[Saved entries]
########

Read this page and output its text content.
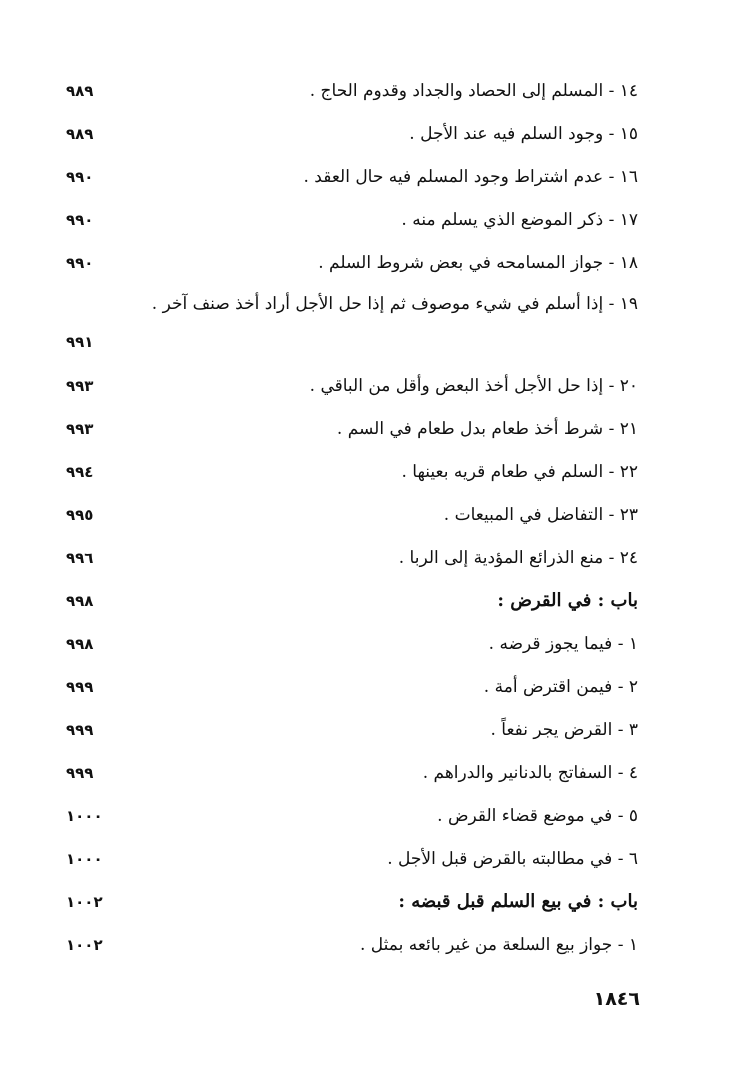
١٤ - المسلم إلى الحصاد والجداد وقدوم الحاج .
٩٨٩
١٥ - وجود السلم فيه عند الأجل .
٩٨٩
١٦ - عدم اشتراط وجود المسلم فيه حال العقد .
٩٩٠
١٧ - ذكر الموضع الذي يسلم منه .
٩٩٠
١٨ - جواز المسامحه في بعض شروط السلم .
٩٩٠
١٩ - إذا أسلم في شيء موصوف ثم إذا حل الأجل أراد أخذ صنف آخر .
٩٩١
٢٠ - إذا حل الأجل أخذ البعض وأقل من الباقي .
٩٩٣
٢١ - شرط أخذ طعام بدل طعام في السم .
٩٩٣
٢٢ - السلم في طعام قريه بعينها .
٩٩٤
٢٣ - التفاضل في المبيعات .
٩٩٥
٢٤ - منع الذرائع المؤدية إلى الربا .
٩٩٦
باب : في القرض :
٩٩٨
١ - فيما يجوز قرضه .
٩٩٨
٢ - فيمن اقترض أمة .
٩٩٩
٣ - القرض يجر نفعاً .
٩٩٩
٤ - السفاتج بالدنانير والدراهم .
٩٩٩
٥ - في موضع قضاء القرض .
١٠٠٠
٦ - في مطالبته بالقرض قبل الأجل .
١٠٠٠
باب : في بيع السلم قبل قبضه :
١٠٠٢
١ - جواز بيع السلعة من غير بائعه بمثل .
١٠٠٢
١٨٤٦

########

◆ To do:
Write out every entry again word for word, without any of the pictures.

◆ Problem solution:
Read this page and output its text content.
١٤ - المسلم إلى الحصاد والجداد وقدوم الحاج .
٩٨٩
١٥ - وجود السلم فيه عند الأجل .
٩٨٩
١٦ - عدم اشتراط وجود المسلم فيه حال العقد .
٩٩٠
١٧ - ذكر الموضع الذي يسلم منه .
٩٩٠
١٨ - جواز المسامحه في بعض شروط السلم .
٩٩٠
١٩ - إذا أسلم في شيء موصوف ثم إذا حل الأجل أراد أخذ صنف آخر .
٩٩١
٢٠ - إذا حل الأجل أخذ البعض وأقل من الباقي .
٩٩٣
٢١ - شرط أخذ طعام بدل طعام في السم .
٩٩٣
٢٢ - السلم في طعام قريه بعينها .
٩٩٤
٢٣ - التفاضل في المبيعات .
٩٩٥
٢٤ - منع الذرائع المؤدية إلى الربا .
٩٩٦
باب : في القرض :
٩٩٨
١ - فيما يجوز قرضه .
٩٩٨
٢ - فيمن اقترض أمة .
٩٩٩
٣ - القرض يجر نفعاً .
٩٩٩
٤ - السفاتج بالدنانير والدراهم .
٩٩٩
٥ - في موضع قضاء القرض .
١٠٠٠
٦ - في مطالبته بالقرض قبل الأجل .
١٠٠٠
باب : في بيع السلم قبل قبضه :
١٠٠٢
١ - جواز بيع السلعة من غير بائعه بمثل .
١٠٠٢
١٨٤٦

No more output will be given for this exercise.